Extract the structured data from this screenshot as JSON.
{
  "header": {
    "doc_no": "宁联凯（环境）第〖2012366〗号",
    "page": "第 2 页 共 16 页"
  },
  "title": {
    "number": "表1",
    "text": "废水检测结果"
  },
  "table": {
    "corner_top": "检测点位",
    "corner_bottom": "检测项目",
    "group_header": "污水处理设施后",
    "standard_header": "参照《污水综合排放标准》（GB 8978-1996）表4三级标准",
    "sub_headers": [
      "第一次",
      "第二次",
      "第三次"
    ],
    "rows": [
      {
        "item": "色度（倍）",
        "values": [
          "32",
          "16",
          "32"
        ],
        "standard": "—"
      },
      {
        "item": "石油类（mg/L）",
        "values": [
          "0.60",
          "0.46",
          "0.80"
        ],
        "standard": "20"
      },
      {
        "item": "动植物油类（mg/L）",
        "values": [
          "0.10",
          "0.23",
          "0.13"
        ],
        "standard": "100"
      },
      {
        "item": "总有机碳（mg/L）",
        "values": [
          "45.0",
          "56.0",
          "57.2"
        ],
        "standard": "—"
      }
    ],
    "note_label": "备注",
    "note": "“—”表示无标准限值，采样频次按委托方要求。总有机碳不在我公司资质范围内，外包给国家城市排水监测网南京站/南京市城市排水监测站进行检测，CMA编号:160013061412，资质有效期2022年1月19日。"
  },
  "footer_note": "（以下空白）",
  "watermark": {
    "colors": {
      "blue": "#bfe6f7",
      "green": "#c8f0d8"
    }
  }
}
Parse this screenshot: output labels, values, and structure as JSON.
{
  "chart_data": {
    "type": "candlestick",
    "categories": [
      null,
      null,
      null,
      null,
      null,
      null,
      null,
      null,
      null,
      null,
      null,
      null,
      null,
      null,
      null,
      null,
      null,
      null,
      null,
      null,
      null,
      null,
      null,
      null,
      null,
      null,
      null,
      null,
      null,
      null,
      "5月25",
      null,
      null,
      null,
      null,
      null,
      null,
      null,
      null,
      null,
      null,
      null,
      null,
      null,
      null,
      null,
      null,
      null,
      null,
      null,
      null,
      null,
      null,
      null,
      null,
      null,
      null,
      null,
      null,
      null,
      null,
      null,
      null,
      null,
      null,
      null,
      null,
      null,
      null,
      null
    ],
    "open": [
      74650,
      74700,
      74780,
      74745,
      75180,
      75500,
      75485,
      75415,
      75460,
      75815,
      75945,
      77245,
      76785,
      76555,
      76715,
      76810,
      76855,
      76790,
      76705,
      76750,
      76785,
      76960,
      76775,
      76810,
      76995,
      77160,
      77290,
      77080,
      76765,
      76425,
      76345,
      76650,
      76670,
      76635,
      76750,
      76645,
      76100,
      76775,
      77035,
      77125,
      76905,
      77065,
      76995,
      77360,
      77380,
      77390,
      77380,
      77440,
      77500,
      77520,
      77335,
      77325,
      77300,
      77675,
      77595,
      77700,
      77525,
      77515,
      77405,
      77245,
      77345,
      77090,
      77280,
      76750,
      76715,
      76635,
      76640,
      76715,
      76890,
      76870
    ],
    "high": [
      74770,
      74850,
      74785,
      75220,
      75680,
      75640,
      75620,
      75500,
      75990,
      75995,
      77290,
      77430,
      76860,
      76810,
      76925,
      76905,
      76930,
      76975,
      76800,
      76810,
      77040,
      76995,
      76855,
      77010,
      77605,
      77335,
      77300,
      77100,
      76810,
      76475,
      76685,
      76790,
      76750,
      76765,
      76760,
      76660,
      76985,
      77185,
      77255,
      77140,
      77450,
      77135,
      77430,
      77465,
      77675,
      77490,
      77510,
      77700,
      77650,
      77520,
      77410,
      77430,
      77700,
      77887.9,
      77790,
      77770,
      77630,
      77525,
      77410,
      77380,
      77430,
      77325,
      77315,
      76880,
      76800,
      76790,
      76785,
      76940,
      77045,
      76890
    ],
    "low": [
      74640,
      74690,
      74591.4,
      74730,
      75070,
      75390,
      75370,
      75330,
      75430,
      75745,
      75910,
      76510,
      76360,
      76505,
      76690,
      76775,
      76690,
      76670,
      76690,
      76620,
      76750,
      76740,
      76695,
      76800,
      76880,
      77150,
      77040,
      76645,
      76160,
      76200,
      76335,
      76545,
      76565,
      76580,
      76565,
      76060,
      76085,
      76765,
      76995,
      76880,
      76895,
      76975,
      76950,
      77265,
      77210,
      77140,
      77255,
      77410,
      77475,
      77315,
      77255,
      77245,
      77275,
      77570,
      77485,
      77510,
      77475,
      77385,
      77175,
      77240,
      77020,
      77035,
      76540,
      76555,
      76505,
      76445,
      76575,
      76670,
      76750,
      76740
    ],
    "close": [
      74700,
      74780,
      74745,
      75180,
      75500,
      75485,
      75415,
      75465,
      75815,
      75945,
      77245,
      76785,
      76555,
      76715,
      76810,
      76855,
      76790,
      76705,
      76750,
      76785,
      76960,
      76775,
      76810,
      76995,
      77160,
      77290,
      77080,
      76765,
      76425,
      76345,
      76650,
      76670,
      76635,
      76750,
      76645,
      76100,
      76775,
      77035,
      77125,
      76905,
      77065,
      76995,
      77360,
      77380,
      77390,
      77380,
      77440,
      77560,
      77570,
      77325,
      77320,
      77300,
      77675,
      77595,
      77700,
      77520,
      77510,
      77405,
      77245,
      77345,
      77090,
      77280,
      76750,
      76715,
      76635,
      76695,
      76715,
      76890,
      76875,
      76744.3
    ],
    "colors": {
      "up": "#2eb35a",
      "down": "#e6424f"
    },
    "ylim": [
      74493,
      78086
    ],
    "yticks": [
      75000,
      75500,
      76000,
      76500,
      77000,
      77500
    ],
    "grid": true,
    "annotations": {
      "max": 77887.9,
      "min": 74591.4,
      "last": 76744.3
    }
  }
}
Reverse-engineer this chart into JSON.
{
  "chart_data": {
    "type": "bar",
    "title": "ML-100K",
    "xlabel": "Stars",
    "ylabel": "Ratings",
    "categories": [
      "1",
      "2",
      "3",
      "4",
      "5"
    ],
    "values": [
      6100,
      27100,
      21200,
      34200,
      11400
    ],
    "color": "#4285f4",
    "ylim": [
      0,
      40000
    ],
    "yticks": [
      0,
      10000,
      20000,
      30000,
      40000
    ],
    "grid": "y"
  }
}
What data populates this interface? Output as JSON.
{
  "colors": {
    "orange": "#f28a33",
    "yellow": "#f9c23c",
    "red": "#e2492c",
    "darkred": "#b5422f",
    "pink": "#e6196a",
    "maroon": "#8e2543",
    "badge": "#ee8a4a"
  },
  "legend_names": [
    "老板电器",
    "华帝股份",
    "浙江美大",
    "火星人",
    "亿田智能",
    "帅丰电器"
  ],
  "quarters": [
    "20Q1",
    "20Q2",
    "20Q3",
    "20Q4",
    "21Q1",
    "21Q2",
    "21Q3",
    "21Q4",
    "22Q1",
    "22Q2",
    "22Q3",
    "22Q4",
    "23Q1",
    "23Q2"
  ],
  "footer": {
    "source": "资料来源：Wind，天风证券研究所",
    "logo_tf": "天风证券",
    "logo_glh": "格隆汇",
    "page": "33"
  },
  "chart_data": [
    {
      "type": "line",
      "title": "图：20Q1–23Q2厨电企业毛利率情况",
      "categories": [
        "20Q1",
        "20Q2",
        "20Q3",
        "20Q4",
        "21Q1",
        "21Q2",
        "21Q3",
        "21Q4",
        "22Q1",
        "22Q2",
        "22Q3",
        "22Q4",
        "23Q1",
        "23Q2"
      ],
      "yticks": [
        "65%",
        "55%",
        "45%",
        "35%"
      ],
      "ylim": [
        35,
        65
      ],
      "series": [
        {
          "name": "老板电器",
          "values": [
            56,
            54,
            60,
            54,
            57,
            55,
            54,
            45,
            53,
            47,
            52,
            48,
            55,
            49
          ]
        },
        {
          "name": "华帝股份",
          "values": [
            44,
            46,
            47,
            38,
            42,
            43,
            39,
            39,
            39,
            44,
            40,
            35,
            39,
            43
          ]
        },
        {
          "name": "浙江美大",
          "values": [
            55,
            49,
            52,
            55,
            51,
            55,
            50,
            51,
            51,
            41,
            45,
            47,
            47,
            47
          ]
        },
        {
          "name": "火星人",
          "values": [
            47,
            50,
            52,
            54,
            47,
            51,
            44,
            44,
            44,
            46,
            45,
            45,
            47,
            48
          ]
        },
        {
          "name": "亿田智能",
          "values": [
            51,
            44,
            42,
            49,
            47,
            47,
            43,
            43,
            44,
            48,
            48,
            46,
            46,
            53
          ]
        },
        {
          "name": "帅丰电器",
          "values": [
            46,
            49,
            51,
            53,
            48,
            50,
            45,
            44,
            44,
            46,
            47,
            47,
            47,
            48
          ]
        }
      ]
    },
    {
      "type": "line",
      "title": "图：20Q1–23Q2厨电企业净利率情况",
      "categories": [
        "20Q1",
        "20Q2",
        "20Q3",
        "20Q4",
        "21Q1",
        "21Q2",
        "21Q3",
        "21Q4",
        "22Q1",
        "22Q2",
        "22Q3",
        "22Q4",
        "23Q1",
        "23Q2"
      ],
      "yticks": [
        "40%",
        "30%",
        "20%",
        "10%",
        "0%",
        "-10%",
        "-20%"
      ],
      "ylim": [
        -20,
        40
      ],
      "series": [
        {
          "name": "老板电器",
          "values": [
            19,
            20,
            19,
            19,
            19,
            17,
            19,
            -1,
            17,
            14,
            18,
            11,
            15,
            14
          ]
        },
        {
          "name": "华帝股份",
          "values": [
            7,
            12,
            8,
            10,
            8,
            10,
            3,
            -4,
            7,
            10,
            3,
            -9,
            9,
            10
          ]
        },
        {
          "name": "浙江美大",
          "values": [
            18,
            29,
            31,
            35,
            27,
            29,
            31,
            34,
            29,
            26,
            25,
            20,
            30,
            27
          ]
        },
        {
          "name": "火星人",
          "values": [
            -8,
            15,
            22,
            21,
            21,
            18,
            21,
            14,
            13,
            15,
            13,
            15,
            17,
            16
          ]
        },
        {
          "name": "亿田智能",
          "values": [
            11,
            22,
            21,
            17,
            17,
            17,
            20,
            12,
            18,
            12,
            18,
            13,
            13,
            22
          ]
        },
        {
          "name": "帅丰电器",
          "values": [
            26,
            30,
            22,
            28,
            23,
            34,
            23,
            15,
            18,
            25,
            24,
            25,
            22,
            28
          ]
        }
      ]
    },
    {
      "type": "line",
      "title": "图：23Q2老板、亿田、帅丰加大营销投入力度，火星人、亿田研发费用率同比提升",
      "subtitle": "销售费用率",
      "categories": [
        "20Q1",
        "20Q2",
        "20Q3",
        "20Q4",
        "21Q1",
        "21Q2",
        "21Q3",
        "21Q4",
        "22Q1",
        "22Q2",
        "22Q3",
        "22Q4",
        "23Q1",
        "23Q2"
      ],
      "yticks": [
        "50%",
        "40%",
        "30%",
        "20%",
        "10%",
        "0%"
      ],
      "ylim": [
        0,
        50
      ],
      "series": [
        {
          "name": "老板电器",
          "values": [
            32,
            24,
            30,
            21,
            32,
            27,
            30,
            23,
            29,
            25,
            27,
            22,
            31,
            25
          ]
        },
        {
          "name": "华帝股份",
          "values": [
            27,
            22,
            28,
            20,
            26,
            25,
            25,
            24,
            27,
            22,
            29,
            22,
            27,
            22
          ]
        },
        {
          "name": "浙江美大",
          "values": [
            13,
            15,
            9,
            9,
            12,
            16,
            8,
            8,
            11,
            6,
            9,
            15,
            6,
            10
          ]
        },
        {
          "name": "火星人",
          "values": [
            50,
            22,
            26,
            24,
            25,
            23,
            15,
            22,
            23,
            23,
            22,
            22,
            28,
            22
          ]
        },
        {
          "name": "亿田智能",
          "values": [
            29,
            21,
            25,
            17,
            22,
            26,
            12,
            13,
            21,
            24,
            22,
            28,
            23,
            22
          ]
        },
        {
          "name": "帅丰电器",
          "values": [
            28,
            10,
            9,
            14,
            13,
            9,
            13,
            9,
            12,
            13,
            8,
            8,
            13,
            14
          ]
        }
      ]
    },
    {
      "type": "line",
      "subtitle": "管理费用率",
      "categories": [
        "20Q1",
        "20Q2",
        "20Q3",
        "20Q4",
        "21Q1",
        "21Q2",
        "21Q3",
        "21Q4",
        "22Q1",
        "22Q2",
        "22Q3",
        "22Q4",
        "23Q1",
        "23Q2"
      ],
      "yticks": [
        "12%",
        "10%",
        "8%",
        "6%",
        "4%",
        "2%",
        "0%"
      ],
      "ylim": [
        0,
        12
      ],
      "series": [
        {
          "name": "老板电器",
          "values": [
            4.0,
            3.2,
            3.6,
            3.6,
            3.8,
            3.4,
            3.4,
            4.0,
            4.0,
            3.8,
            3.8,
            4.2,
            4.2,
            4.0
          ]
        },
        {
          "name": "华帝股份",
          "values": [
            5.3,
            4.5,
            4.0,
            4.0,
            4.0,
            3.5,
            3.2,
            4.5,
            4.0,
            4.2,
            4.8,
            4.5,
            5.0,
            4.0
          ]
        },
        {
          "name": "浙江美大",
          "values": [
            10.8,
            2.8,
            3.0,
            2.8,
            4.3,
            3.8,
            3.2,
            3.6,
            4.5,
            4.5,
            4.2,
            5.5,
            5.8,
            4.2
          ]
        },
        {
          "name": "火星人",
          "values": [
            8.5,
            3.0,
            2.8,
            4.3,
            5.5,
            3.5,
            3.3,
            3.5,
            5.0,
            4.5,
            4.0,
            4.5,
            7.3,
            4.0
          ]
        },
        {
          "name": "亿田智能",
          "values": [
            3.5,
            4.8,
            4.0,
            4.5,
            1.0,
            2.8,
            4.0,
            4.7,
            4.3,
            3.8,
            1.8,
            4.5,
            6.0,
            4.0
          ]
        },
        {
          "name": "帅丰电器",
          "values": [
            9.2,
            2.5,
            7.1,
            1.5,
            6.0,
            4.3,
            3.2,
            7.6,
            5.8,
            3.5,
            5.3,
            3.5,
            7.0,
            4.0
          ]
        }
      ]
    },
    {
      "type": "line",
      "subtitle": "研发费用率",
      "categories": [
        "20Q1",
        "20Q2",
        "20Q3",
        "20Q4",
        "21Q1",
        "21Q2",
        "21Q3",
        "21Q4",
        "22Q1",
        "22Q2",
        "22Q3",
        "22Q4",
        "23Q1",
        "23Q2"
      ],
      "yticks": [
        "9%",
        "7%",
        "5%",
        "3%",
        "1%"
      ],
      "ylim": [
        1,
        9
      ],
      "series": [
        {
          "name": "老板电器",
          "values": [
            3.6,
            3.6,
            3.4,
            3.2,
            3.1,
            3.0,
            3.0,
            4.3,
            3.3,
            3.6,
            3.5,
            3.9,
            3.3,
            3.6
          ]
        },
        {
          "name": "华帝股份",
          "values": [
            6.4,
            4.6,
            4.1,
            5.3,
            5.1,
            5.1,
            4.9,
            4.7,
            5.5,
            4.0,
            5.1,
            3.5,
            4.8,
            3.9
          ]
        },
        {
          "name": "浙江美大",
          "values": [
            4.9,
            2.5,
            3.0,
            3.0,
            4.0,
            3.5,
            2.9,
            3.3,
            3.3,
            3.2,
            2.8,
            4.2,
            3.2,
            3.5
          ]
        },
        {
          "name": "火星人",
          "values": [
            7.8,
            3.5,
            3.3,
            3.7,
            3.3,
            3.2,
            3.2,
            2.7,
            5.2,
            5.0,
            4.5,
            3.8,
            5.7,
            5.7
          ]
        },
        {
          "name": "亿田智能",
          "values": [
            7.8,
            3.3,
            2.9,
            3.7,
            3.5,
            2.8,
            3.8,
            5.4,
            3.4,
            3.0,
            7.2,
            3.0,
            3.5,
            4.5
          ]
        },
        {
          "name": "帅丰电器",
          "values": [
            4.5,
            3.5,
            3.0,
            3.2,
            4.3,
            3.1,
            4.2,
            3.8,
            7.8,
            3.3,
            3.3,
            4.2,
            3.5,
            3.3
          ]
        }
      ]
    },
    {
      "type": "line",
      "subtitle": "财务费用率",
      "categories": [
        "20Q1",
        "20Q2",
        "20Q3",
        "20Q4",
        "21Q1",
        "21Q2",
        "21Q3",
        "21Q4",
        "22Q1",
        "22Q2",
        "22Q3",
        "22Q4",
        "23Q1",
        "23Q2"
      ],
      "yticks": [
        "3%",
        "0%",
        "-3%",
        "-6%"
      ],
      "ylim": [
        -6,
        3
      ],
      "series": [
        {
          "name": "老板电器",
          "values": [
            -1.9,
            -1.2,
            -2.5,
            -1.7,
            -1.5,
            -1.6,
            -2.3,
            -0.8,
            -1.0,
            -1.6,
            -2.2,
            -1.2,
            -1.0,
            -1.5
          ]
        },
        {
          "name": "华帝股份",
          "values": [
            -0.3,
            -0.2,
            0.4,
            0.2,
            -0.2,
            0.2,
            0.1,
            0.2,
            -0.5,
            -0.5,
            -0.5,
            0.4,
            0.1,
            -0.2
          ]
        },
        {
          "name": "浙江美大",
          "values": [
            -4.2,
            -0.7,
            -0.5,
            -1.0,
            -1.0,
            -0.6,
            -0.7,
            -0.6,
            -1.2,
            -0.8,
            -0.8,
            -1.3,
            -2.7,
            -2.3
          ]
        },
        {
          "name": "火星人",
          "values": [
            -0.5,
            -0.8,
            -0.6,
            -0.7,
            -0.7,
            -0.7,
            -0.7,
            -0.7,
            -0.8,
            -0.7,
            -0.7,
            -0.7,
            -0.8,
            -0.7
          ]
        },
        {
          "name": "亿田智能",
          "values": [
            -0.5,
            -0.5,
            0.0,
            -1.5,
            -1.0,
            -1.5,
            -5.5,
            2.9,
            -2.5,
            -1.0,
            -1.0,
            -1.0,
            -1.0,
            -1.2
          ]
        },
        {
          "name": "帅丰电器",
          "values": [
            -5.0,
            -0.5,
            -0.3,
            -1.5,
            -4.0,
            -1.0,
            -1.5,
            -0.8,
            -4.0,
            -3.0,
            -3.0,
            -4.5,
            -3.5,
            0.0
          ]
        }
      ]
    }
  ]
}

****

The request: Which lines in the records above contain the string "item"? Copy each one.

Problem solution:
        "item": "色度（倍）",
        "item": "石油类（mg/L）",
        "item": "动植物油类（mg/L）",
        "item": "总有机碳（mg/L）",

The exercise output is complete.